_What you will do_: Please sum up the author listing below in two sentences.

Published online by Cambridge University Press:  19 April 2022

Kendall M. Lawrence*
Affiliation:
Division of Cardiovascular Surgery, Hospital of the University of Pennsylvania, Philadelphia, PA, USA
Enrico Radaelli
Affiliation:
Division of Pathobiology, University of Pennsylvania School of Veterinary Medicine, Philadelphia, PA, USA
Patrick E. McGovern
Affiliation:
The Center for Fetal Research, Department of Surgery, The Children’s Hospital of Philadelphia, Philadelphia, PA, USA
Daniel J. Licht
Affiliation:
Division of Neurology, The Children’s Hospital of Philadelphia, Philadelphia, PA, USA
Marcus G. Davey
Affiliation:
The Center for Fetal Research, Department of Surgery, The Children’s Hospital of Philadelphia, Philadelphia, PA, USA
Alan W. Flake
Affiliation:
The Center for Fetal Research, Department of Surgery, The Children’s Hospital of Philadelphia, Philadelphia, PA, USA
J. William Gaynor
Affiliation:
Division of Cardiothoracic Surgery, The Children’s Hospital of Philadelphia, Philadelphia, PA, USA
Arastoo Vossough
Affiliation:
Division of Radiology, The Children’s Hospital of Philadelphia, Philadelphia, PA, USA
*
Author for correspondence: Kendall Lawrence, MD, Hospital of the University of Pennsylvania, Division of Cardiovascular Surgery, 3400 Spruce Street, Philadelphia, PA 19104, USA. Tel: +1 215 203 4845. E-mail: Kendall.Lawrence@pennmedicine.upenn.edu.

_Data provided_:
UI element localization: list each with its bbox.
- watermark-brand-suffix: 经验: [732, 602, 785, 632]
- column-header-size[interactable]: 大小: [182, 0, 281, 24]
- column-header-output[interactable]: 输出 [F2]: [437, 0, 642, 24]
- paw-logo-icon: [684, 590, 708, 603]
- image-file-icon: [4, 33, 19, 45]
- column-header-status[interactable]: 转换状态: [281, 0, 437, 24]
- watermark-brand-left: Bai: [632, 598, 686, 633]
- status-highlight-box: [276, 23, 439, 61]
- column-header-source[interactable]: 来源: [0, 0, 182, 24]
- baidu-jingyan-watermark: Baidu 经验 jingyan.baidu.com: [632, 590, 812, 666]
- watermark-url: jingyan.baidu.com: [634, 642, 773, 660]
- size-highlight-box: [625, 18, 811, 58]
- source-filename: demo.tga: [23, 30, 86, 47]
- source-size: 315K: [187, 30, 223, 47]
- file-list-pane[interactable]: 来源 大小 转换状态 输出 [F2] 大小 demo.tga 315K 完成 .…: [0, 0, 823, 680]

_Solution for this task_: The listing notes publication online by Cambridge University Press on 19 April 2022 and names eight authors, each affiliated with a division or center at the Hospital of the University of Pennsylvania, the University of Pennsylvania School of Veterinary Medicine, or The Children's Hospital of Philadelphia. Kendall Lawrence, MD, of the Division of Cardiovascular Surgery at the Hospital of the University of Pennsylvania, is the author for correspondence, with a postal address, telephone number, and email given.